-- begin Excerpted records --

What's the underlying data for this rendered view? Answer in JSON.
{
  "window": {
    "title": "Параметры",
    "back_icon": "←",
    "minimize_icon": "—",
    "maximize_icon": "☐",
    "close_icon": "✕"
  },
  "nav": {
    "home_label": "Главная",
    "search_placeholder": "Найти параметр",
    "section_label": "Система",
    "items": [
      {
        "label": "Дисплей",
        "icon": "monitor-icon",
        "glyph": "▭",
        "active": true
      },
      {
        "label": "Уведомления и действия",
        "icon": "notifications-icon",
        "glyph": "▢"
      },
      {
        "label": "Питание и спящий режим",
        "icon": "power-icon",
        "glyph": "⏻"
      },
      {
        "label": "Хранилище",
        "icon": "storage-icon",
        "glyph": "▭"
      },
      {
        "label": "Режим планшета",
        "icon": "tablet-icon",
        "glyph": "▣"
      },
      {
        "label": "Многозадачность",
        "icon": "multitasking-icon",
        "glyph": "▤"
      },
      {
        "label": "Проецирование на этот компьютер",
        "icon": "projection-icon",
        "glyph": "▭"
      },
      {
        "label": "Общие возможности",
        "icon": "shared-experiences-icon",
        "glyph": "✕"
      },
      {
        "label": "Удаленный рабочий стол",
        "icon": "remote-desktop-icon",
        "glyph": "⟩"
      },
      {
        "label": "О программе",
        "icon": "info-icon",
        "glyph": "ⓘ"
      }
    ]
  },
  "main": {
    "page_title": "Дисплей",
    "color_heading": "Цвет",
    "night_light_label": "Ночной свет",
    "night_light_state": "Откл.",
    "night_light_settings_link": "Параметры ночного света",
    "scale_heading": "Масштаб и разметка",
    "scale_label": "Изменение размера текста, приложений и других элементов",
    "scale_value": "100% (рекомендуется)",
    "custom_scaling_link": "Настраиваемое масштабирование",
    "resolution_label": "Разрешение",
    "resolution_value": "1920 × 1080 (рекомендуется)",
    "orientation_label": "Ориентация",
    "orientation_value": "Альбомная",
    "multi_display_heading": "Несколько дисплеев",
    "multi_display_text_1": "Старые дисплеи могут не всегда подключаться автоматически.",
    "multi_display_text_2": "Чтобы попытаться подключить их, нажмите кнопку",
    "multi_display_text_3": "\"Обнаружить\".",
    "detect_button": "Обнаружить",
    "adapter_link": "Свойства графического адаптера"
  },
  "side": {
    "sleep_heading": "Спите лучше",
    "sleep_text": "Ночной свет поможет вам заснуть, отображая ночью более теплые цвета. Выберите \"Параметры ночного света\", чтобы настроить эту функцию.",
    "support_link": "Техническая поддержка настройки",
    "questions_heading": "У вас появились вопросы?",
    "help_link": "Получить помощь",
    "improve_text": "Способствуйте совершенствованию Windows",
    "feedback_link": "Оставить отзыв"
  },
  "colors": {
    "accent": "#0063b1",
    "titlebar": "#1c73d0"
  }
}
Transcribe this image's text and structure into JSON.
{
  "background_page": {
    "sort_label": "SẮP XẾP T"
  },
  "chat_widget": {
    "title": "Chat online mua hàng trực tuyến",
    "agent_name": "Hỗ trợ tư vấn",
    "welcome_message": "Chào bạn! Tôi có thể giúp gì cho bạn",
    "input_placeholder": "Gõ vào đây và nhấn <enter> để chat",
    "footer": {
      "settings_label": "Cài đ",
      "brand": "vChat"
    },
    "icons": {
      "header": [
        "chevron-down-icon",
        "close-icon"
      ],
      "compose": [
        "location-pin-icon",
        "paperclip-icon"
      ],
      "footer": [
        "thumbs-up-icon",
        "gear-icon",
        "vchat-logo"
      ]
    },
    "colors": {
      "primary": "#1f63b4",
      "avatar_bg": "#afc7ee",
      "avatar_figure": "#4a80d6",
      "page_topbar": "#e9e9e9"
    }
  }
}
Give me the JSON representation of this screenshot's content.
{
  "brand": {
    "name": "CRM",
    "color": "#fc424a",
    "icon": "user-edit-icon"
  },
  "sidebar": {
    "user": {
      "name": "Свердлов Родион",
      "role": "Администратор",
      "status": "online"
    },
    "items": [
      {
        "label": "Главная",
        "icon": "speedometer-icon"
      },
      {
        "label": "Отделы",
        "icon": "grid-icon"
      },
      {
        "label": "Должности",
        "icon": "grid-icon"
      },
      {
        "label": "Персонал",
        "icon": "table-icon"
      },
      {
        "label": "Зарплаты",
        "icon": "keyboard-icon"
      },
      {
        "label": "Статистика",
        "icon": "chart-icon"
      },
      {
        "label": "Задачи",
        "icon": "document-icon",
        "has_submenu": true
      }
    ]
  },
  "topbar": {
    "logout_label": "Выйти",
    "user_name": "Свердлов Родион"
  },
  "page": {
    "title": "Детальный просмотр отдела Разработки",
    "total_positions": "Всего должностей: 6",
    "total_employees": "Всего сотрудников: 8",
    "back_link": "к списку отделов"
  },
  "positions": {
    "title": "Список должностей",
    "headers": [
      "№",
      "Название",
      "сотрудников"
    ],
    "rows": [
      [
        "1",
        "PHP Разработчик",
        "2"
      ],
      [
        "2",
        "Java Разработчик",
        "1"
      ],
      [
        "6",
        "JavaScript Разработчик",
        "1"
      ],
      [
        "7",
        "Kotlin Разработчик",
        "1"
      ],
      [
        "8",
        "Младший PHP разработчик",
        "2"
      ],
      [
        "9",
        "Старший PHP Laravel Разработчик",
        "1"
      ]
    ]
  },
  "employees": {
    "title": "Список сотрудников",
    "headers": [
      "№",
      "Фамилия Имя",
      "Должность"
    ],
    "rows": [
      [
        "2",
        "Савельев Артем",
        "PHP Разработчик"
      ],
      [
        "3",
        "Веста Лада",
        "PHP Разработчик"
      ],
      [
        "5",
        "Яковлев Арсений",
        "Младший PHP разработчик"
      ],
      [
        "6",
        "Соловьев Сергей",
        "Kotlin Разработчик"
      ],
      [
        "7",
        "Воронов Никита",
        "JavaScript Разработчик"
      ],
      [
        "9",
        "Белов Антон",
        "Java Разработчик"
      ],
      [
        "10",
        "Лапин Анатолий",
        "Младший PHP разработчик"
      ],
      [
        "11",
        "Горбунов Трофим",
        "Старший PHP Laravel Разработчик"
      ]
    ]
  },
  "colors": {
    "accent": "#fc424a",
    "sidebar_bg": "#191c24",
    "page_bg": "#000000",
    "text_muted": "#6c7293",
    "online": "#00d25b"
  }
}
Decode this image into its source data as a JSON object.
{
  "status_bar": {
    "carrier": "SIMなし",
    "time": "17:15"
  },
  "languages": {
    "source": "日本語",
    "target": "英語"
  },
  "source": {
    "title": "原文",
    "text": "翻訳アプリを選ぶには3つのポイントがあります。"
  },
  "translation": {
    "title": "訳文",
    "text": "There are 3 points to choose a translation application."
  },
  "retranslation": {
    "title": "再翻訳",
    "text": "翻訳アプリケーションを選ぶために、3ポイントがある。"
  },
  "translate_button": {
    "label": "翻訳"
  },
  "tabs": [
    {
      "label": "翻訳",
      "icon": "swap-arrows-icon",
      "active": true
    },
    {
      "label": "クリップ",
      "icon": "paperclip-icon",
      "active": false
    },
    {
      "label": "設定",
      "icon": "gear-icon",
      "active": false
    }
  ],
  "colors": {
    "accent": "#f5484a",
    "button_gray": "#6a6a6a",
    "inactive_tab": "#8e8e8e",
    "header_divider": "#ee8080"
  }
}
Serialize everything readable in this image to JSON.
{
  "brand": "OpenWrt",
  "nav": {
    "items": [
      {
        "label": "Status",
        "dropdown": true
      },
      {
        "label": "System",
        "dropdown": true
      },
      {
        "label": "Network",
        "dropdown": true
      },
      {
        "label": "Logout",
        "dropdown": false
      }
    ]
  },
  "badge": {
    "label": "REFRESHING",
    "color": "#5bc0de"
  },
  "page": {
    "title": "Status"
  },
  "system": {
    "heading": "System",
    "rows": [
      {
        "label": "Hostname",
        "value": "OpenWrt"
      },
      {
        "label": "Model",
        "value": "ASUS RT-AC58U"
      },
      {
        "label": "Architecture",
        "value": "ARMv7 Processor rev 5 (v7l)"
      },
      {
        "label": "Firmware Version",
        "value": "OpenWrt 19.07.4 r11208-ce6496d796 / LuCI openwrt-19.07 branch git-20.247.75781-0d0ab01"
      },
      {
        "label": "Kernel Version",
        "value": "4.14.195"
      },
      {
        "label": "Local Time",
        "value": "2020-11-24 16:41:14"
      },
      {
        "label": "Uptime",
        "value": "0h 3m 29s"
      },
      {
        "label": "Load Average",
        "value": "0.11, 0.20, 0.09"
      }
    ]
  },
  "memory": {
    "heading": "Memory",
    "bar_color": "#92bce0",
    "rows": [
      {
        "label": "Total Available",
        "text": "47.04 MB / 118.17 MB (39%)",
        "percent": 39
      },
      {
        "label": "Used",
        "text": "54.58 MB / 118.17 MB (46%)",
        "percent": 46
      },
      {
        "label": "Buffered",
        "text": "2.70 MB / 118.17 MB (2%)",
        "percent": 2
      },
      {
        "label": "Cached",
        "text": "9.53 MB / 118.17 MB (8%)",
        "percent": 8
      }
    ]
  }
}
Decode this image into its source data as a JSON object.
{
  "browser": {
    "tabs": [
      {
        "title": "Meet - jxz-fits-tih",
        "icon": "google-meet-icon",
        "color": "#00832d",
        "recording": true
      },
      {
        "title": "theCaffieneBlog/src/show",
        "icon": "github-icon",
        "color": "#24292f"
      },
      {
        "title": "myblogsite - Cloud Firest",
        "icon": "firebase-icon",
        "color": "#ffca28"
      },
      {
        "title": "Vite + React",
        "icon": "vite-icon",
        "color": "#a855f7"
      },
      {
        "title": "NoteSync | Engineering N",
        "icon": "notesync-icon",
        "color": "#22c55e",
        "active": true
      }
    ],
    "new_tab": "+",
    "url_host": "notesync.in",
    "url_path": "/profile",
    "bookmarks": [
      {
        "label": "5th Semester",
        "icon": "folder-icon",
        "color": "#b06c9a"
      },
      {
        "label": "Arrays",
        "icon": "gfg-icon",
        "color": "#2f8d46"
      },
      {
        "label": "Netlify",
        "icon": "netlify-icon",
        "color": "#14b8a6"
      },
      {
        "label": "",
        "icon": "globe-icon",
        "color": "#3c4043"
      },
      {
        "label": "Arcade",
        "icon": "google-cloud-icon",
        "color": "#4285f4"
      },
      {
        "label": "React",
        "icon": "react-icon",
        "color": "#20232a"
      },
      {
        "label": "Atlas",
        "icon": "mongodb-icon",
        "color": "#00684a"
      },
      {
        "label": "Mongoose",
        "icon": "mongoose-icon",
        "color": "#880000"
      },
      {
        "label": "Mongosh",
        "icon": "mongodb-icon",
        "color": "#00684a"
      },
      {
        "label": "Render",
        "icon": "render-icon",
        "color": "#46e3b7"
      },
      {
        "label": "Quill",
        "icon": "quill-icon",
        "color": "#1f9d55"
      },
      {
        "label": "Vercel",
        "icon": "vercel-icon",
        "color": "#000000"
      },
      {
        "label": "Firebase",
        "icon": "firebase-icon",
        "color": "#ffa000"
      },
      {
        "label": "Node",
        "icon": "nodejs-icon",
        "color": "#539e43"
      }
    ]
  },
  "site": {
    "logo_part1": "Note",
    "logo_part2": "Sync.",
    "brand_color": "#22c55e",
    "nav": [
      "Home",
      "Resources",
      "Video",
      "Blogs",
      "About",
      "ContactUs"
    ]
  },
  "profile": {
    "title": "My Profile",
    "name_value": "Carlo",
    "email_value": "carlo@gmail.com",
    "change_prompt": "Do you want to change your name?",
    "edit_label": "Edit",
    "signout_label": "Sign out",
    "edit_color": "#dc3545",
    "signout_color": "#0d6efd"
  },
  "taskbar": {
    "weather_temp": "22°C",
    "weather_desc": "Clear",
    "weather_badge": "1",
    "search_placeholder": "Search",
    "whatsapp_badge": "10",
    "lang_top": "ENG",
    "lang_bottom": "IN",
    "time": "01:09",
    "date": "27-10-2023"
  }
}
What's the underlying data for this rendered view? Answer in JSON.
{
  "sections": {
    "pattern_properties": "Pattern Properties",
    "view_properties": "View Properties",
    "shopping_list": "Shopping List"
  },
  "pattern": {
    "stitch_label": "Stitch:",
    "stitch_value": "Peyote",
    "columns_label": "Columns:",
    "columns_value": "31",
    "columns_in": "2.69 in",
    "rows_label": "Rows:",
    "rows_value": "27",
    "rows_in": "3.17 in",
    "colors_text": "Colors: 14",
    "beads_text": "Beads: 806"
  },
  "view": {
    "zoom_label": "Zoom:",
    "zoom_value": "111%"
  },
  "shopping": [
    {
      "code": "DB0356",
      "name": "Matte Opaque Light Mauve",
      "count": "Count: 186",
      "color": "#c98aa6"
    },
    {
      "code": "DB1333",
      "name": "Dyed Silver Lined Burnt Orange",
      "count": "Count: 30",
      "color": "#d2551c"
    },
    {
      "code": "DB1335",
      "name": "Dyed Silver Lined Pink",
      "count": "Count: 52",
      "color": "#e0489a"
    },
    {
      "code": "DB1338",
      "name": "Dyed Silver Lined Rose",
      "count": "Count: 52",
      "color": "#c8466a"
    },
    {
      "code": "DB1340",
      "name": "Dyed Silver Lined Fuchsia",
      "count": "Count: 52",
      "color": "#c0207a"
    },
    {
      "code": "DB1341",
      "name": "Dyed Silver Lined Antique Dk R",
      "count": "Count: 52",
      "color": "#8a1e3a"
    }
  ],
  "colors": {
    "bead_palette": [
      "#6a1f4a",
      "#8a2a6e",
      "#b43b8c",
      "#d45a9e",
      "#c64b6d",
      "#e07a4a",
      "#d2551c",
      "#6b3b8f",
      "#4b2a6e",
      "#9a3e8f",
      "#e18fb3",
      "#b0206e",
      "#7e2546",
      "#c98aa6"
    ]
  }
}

-- end Excerpted records --

» Short exercise
Which lines above hold the word "Параметры"? Copy each of them.

» The solution
    "title": "Параметры",
    "night_light_settings_link": "Параметры ночного света",
    "sleep_text": "Ночной свет поможет вам заснуть, отображая ночью более теплые цвета. Выберите \"Параметры ночного света\", чтобы настроить эту функцию.",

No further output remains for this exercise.